Stored records
::::::::::

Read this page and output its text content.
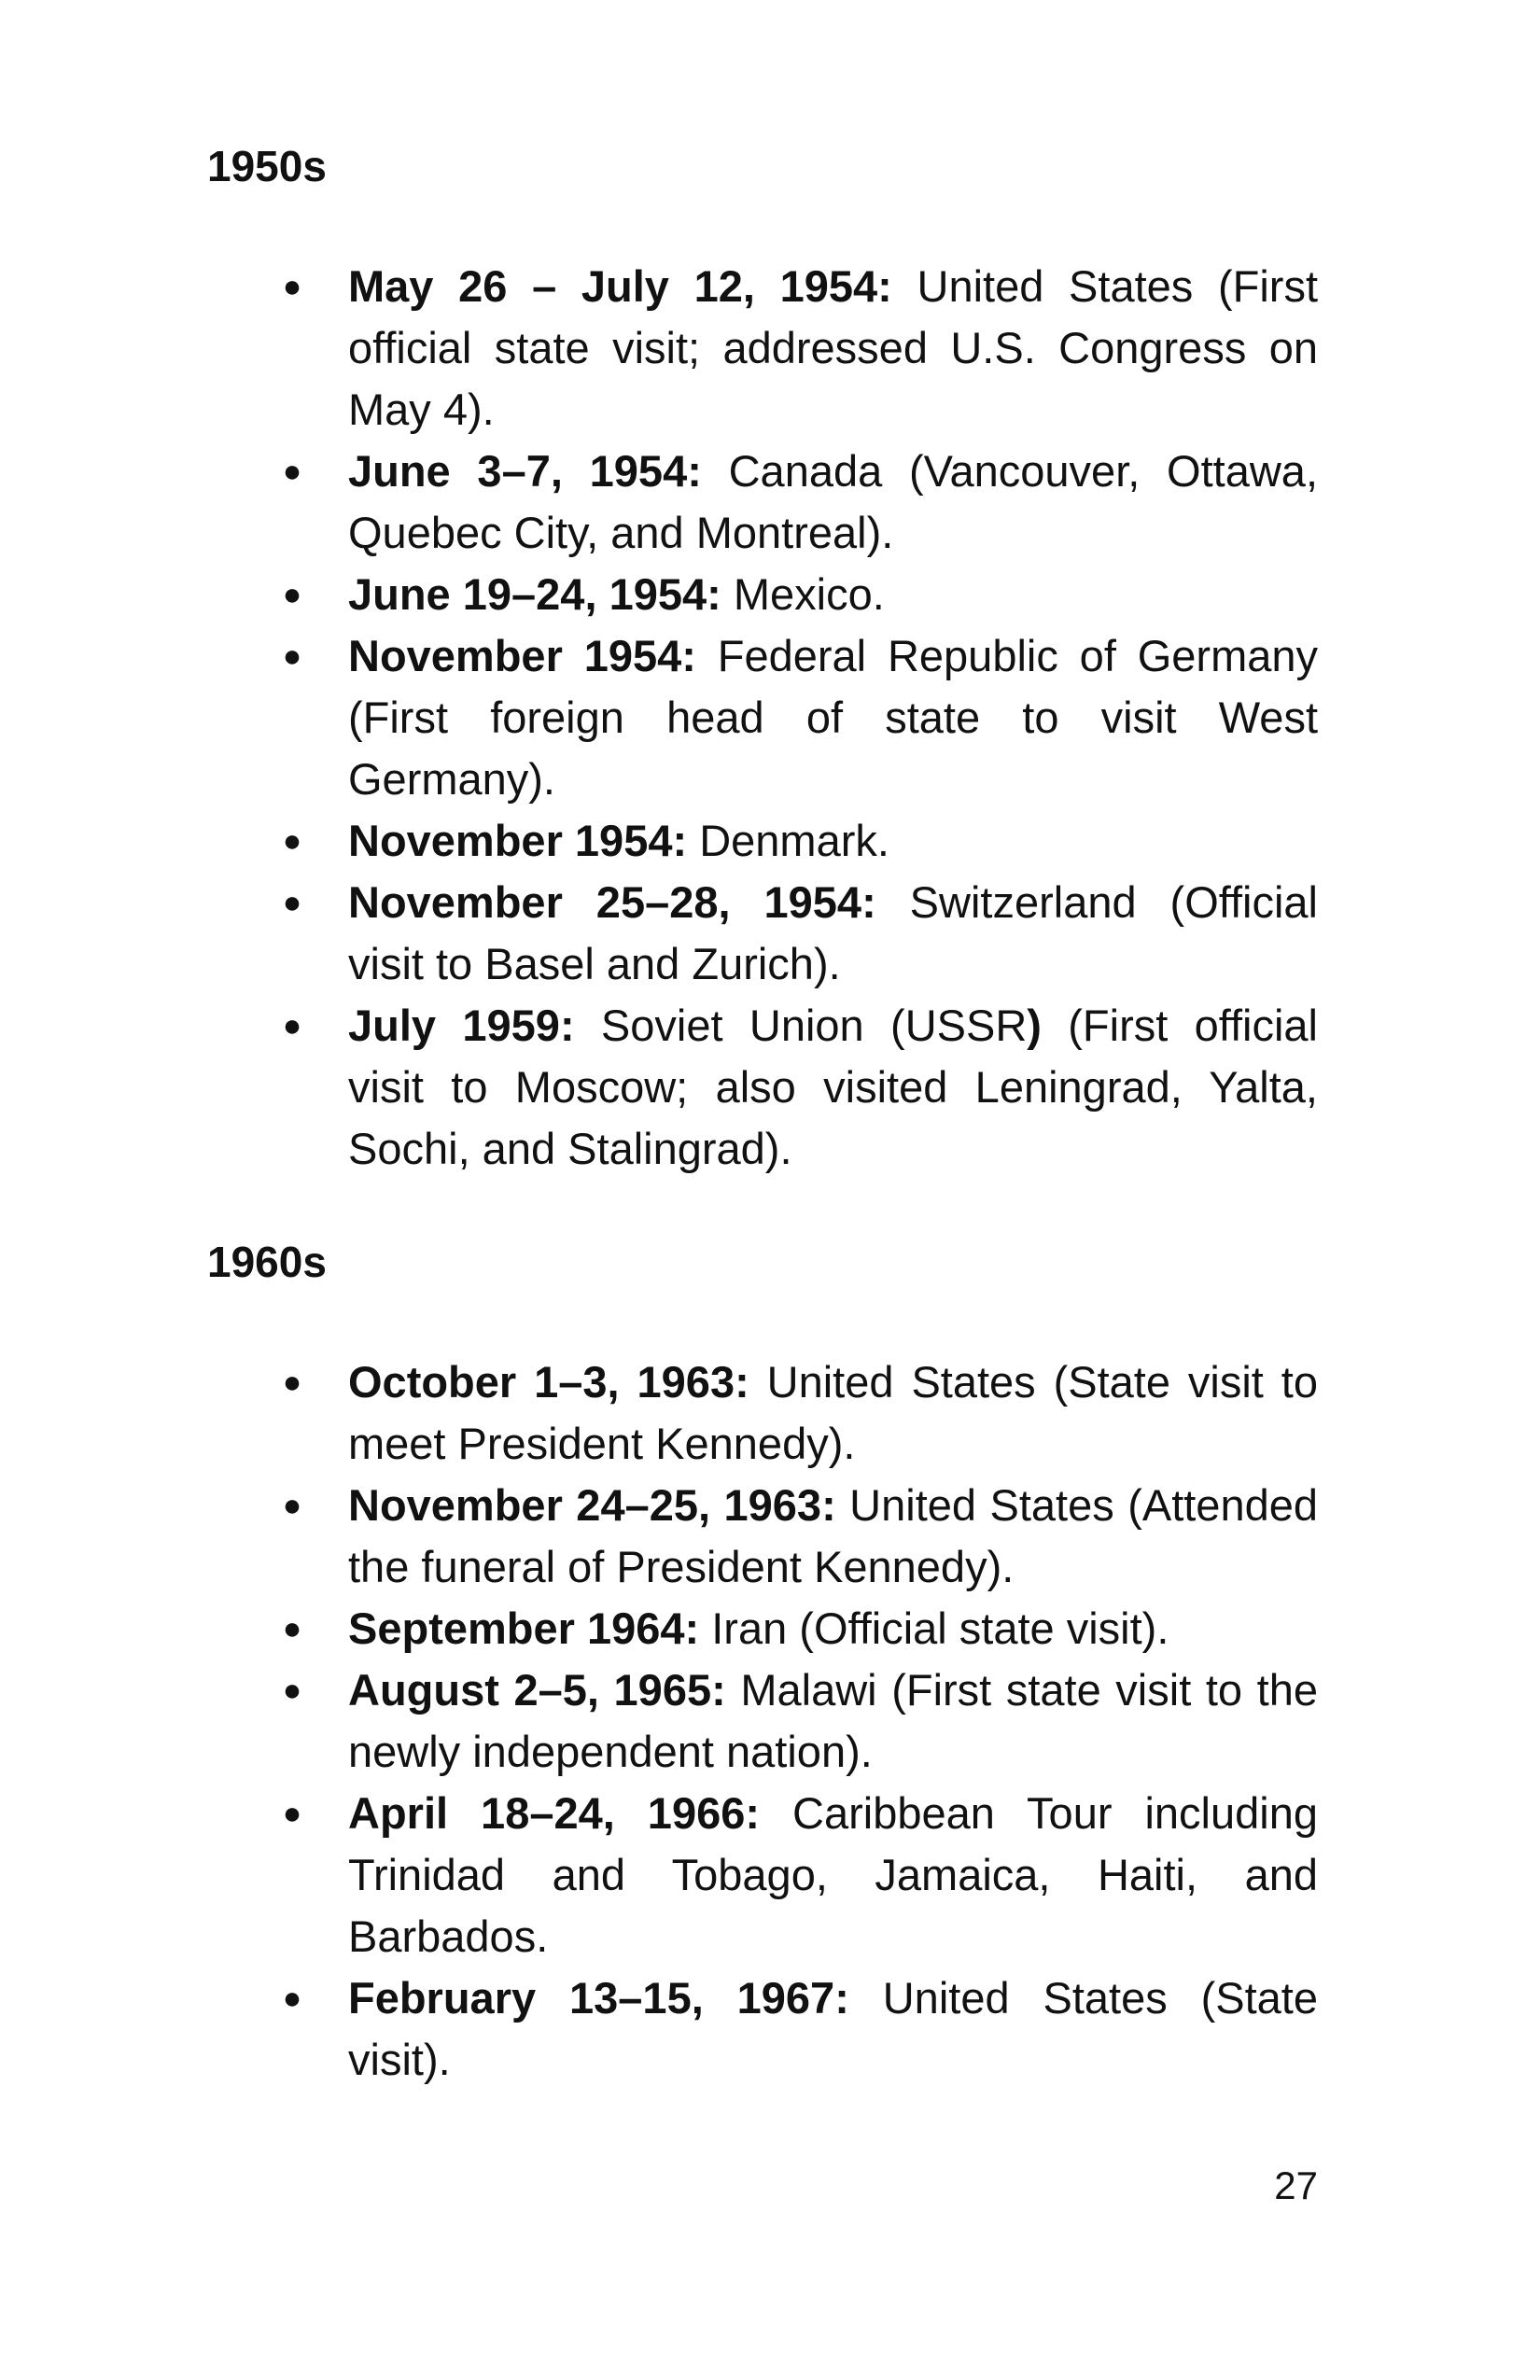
1950s
● May 26 – July 12, 1954: United States (First official state visit; addressed U.S. Congress on May 4).
● June 3–7, 1954: Canada (Vancouver, Ottawa, Quebec City, and Montreal).
● June 19–24, 1954: Mexico.
● November 1954: Federal Republic of Germany (First foreign head of state to visit West Germany).
● November 1954: Denmark.
● November 25–28, 1954: Switzerland (Official visit to Basel and Zurich).
● July 1959: Soviet Union (USSR) (First official visit to Moscow; also visited Leningrad, Yalta, Sochi, and Stalingrad).
1960s
● October 1–3, 1963: United States (State visit to meet President Kennedy).
● November 24–25, 1963: United States (Attended the funeral of President Kennedy).
● September 1964: Iran (Official state visit).
● August 2–5, 1965: Malawi (First state visit to the newly independent nation).
● April 18–24, 1966: Caribbean Tour including Trinidad and Tobago, Jamaica, Haiti, and Barbados.
● February 13–15, 1967: United States (State visit).
27
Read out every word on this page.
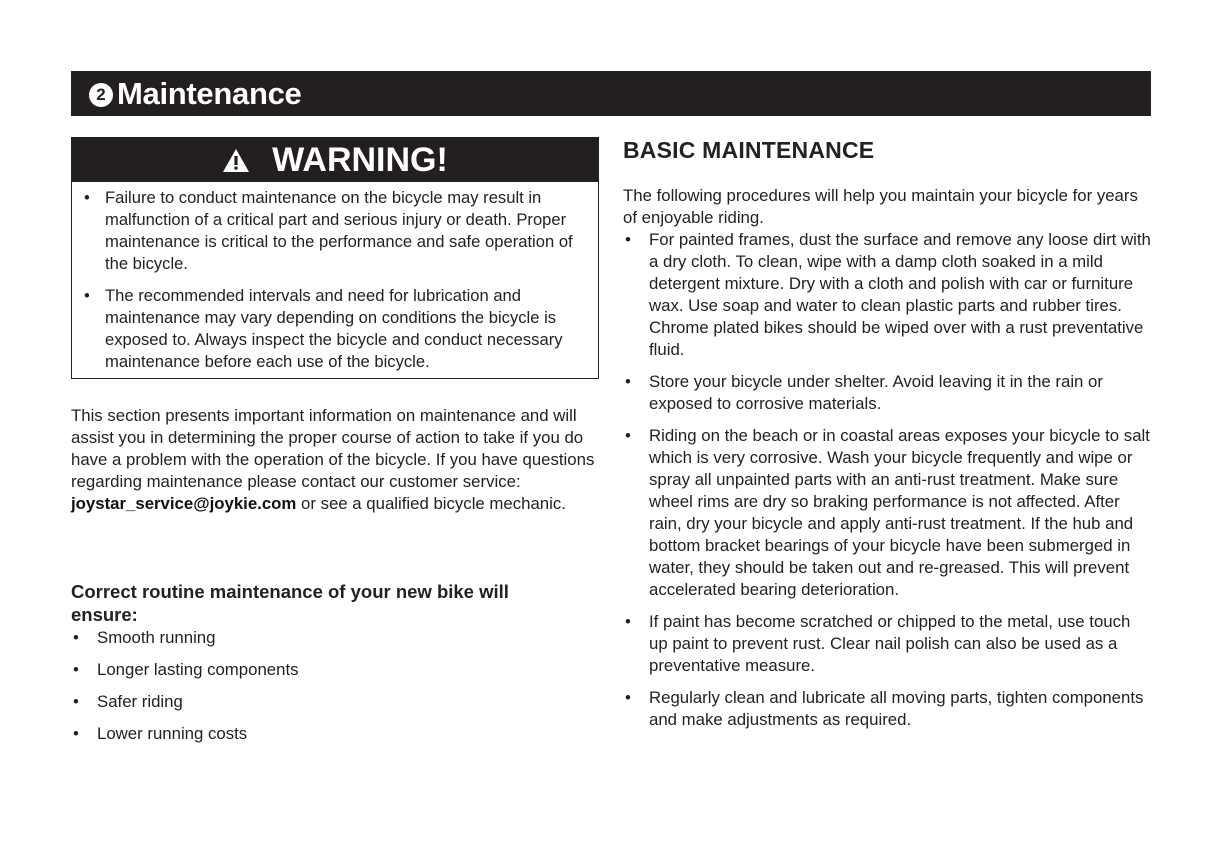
2 Maintenance
WARNING!
• Failure to conduct maintenance on the bicycle may result in malfunction of a critical part and serious injury or death. Proper maintenance is critical to the performance and safe operation of the bicycle.
• The recommended intervals and need for lubrication and maintenance may vary depending on conditions the bicycle is exposed to. Always inspect the bicycle and conduct necessary maintenance before each use of the bicycle.

This section presents important information on maintenance and will assist you in determining the proper course of action to take if you do have a problem with the operation of the bicycle. If you have questions regarding maintenance please contact our customer service: joystar_service@joykie.com or see a qualified bicycle mechanic.

Correct routine maintenance of your new bike will ensure:
• Smooth running
• Longer lasting components
• Safer riding
• Lower running costs
BASIC MAINTENANCE

The following procedures will help you maintain your bicycle for years of enjoyable riding.

• For painted frames, dust the surface and remove any loose dirt with a dry cloth. To clean, wipe with a damp cloth soaked in a mild detergent mixture. Dry with a cloth and polish with car or furniture wax. Use soap and water to clean plastic parts and rubber tires. Chrome plated bikes should be wiped over with a rust preventative fluid.
• Store your bicycle under shelter. Avoid leaving it in the rain or exposed to corrosive materials.
• Riding on the beach or in coastal areas exposes your bicycle to salt which is very corrosive. Wash your bicycle frequently and wipe or spray all unpainted parts with an anti-rust treatment. Make sure wheel rims are dry so braking performance is not affected. After rain, dry your bicycle and apply anti-rust treatment. If the hub and bottom bracket bearings of your bicycle have been submerged in water, they should be taken out and re-greased. This will prevent accelerated bearing deterioration.
• If paint has become scratched or chipped to the metal, use touch up paint to prevent rust. Clear nail polish can also be used as a preventative measure.
• Regularly clean and lubricate all moving parts, tighten components and make adjustments as required.
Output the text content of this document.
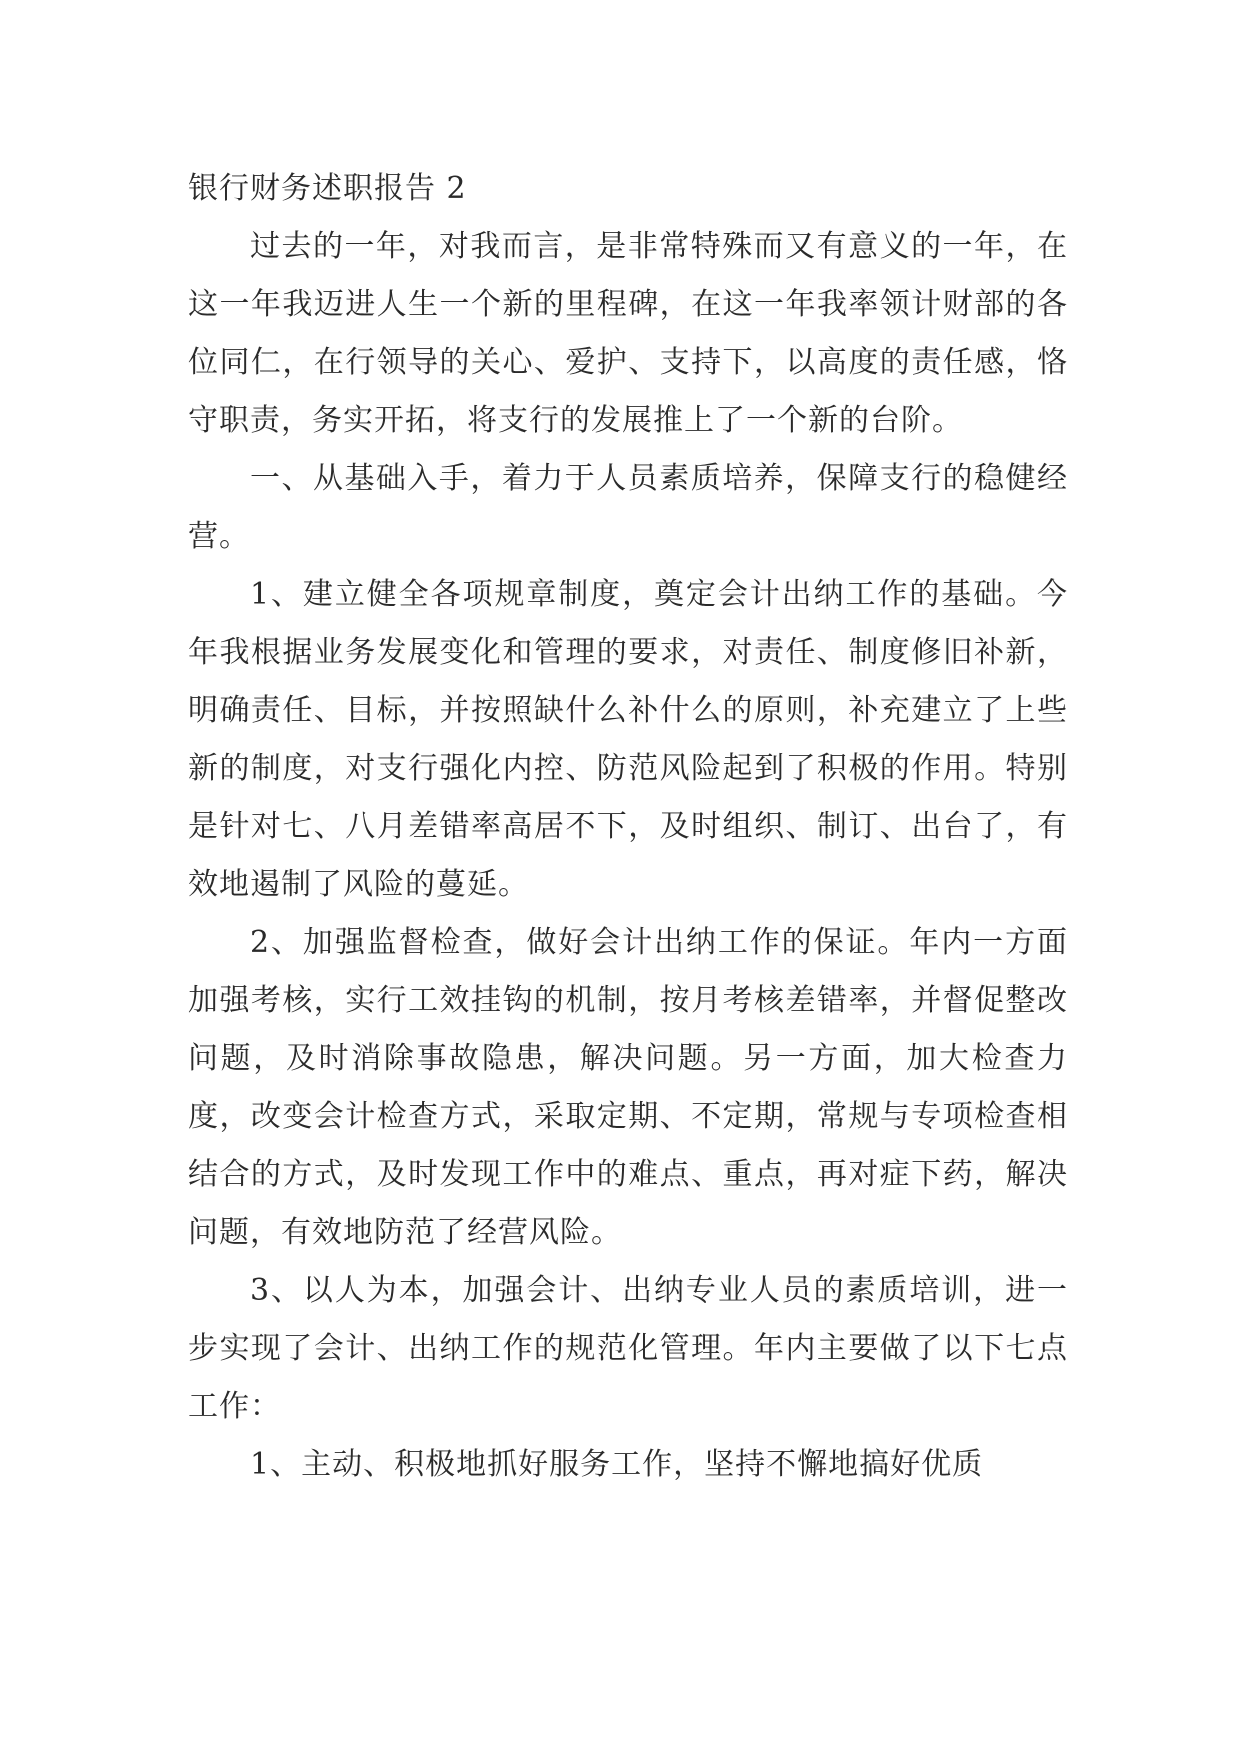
银行财务述职报告 2

过去的一年，对我而言，是非常特殊而又有意义的一年，在这一年我迈进人生一个新的里程碑，在这一年我率领计财部的各位同仁，在行领导的关心、爱护、支持下，以高度的责任感，恪守职责，务实开拓，将支行的发展推上了一个新的台阶。

一、从基础入手，着力于人员素质培养，保障支行的稳健经营。

1、建立健全各项规章制度，奠定会计出纳工作的基础。今年我根据业务发展变化和管理的要求，对责任、制度修旧补新，明确责任、目标，并按照缺什么补什么的原则，补充建立了上些新的制度，对支行强化内控、防范风险起到了积极的作用。特别是针对七、八月差错率高居不下，及时组织、制订、出台了，有效地遏制了风险的蔓延。

2、加强监督检查，做好会计出纳工作的保证。年内一方面加强考核，实行工效挂钩的机制，按月考核差错率，并督促整改问题，及时消除事故隐患，解决问题。另一方面，加大检查力度，改变会计检查方式，采取定期、不定期，常规与专项检查相结合的方式，及时发现工作中的难点、重点，再对症下药，解决问题，有效地防范了经营风险。

3、以人为本，加强会计、出纳专业人员的素质培训，进一步实现了会计、出纳工作的规范化管理。年内主要做了以下七点工作：

1、主动、积极地抓好服务工作，坚持不懈地搞好优质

::::::::::

Task statement
Transcribe the records above verbatim. Do not carry over any picture.

Response for this exercise
Read this page and output its text content.
1950s
● May 26 – July 12, 1954: United States (First official state visit; addressed U.S. Congress on May 4).
● June 3–7, 1954: Canada (Vancouver, Ottawa, Quebec City, and Montreal).
● June 19–24, 1954: Mexico.
● November 1954: Federal Republic of Germany (First foreign head of state to visit West Germany).
● November 1954: Denmark.
● November 25–28, 1954: Switzerland (Official visit to Basel and Zurich).
● July 1959: Soviet Union (USSR) (First official visit to Moscow; also visited Leningrad, Yalta, Sochi, and Stalingrad).
1960s
● October 1–3, 1963: United States (State visit to meet President Kennedy).
● November 24–25, 1963: United States (Attended the funeral of President Kennedy).
● September 1964: Iran (Official state visit).
● August 2–5, 1965: Malawi (First state visit to the newly independent nation).
● April 18–24, 1966: Caribbean Tour including Trinidad and Tobago, Jamaica, Haiti, and Barbados.
● February 13–15, 1967: United States (State visit).
27
Read out every word on this page.
2 Maintenance
WARNING!
• Failure to conduct maintenance on the bicycle may result in malfunction of a critical part and serious injury or death. Proper maintenance is critical to the performance and safe operation of the bicycle.
• The recommended intervals and need for lubrication and maintenance may vary depending on conditions the bicycle is exposed to. Always inspect the bicycle and conduct necessary maintenance before each use of the bicycle.

This section presents important information on maintenance and will assist you in determining the proper course of action to take if you do have a problem with the operation of the bicycle. If you have questions regarding maintenance please contact our customer service: joystar_service@joykie.com or see a qualified bicycle mechanic.

Correct routine maintenance of your new bike will ensure:
• Smooth running
• Longer lasting components
• Safer riding
• Lower running costs
BASIC MAINTENANCE

The following procedures will help you maintain your bicycle for years of enjoyable riding.

• For painted frames, dust the surface and remove any loose dirt with a dry cloth. To clean, wipe with a damp cloth soaked in a mild detergent mixture. Dry with a cloth and polish with car or furniture wax. Use soap and water to clean plastic parts and rubber tires. Chrome plated bikes should be wiped over with a rust preventative fluid.
• Store your bicycle under shelter. Avoid leaving it in the rain or exposed to corrosive materials.
• Riding on the beach or in coastal areas exposes your bicycle to salt which is very corrosive. Wash your bicycle frequently and wipe or spray all unpainted parts with an anti-rust treatment. Make sure wheel rims are dry so braking performance is not affected. After rain, dry your bicycle and apply anti-rust treatment. If the hub and bottom bracket bearings of your bicycle have been submerged in water, they should be taken out and re-greased. This will prevent accelerated bearing deterioration.
• If paint has become scratched or chipped to the metal, use touch up paint to prevent rust. Clear nail polish can also be used as a preventative measure.
• Regularly clean and lubricate all moving parts, tighten components and make adjustments as required.
Output the text content of this document.
银行财务述职报告 2

过去的一年，对我而言，是非常特殊而又有意义的一年，在这一年我迈进人生一个新的里程碑，在这一年我率领计财部的各位同仁，在行领导的关心、爱护、支持下，以高度的责任感，恪守职责，务实开拓，将支行的发展推上了一个新的台阶。

一、从基础入手，着力于人员素质培养，保障支行的稳健经营。

1、建立健全各项规章制度，奠定会计出纳工作的基础。今年我根据业务发展变化和管理的要求，对责任、制度修旧补新，明确责任、目标，并按照缺什么补什么的原则，补充建立了上些新的制度，对支行强化内控、防范风险起到了积极的作用。特别是针对七、八月差错率高居不下，及时组织、制订、出台了，有效地遏制了风险的蔓延。

2、加强监督检查，做好会计出纳工作的保证。年内一方面加强考核，实行工效挂钩的机制，按月考核差错率，并督促整改问题，及时消除事故隐患，解决问题。另一方面，加大检查力度，改变会计检查方式，采取定期、不定期，常规与专项检查相结合的方式，及时发现工作中的难点、重点，再对症下药，解决问题，有效地防范了经营风险。

3、以人为本，加强会计、出纳专业人员的素质培训，进一步实现了会计、出纳工作的规范化管理。年内主要做了以下七点工作：

1、主动、积极地抓好服务工作，坚持不懈地搞好优质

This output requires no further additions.